**Dataset extract:**
--

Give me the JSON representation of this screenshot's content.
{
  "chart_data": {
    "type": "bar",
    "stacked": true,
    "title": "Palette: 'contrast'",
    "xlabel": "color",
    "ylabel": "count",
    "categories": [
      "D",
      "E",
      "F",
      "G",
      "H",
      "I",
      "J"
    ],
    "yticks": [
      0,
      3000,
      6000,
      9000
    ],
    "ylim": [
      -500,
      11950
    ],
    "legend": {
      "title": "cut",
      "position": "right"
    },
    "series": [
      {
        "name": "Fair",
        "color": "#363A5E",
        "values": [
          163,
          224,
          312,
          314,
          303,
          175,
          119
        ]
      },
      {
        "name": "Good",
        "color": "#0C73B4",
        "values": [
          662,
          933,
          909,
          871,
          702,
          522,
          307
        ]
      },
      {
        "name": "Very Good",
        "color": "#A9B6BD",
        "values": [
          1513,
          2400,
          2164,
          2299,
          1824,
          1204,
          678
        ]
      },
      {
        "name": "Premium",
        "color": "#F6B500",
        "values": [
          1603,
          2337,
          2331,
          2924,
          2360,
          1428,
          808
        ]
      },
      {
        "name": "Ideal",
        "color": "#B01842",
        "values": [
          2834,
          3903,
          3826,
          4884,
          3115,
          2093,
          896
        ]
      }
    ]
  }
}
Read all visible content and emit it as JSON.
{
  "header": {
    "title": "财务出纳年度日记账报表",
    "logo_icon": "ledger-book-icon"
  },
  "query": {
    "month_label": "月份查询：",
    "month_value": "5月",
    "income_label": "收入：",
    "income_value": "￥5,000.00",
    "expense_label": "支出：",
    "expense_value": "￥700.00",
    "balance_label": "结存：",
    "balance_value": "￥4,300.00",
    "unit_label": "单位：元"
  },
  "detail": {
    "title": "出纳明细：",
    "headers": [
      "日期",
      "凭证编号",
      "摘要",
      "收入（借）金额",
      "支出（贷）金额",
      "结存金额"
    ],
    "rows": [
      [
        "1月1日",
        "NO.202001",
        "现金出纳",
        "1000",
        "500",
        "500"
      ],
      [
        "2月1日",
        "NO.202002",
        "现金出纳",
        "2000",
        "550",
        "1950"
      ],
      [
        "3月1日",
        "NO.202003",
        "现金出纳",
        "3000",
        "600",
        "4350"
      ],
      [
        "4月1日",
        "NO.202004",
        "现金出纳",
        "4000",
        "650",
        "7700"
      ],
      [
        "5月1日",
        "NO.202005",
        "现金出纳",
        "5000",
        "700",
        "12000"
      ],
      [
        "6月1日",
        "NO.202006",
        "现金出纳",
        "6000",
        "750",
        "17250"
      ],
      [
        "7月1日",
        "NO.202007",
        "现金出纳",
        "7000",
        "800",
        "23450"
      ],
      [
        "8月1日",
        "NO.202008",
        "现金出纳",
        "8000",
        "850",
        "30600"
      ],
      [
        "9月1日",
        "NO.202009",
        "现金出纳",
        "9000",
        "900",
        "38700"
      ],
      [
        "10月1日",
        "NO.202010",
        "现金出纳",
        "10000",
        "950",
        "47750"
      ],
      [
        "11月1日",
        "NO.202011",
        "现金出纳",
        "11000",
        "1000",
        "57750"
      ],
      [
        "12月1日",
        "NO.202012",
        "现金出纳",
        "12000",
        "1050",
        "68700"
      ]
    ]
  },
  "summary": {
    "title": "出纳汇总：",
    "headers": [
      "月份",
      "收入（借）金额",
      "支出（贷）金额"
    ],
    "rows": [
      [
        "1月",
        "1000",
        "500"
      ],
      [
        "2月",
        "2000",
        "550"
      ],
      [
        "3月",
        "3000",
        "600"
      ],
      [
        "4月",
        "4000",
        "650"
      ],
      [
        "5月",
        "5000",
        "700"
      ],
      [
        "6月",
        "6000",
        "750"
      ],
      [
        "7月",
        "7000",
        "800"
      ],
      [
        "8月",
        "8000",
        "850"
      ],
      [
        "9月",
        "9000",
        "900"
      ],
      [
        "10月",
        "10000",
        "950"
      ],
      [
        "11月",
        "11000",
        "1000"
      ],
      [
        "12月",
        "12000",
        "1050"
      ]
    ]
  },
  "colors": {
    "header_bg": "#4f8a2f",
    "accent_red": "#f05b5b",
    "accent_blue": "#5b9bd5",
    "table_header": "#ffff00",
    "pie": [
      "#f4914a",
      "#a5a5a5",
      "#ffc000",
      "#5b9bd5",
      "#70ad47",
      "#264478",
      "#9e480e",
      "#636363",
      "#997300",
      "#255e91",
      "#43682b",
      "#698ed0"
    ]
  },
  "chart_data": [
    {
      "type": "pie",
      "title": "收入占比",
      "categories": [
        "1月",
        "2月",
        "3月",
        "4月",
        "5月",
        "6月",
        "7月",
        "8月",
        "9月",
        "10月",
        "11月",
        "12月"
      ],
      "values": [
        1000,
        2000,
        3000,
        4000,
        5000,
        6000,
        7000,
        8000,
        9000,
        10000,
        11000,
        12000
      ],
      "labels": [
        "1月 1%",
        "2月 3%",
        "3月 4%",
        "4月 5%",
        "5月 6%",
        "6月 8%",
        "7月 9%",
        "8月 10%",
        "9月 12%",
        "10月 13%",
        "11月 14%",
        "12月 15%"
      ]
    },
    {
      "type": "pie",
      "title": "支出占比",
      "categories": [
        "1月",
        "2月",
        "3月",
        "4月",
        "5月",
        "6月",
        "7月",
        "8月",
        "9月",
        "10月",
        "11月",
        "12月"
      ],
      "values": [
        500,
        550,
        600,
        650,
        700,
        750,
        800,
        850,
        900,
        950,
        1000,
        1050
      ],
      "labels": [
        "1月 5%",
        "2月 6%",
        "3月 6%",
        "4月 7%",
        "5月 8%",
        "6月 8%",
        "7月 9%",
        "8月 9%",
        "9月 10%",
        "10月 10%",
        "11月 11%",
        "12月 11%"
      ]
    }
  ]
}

--

**Exercise task:** Check every line in the material above for the string "content", then give only the number of lines that have it.

**Right answer:** 2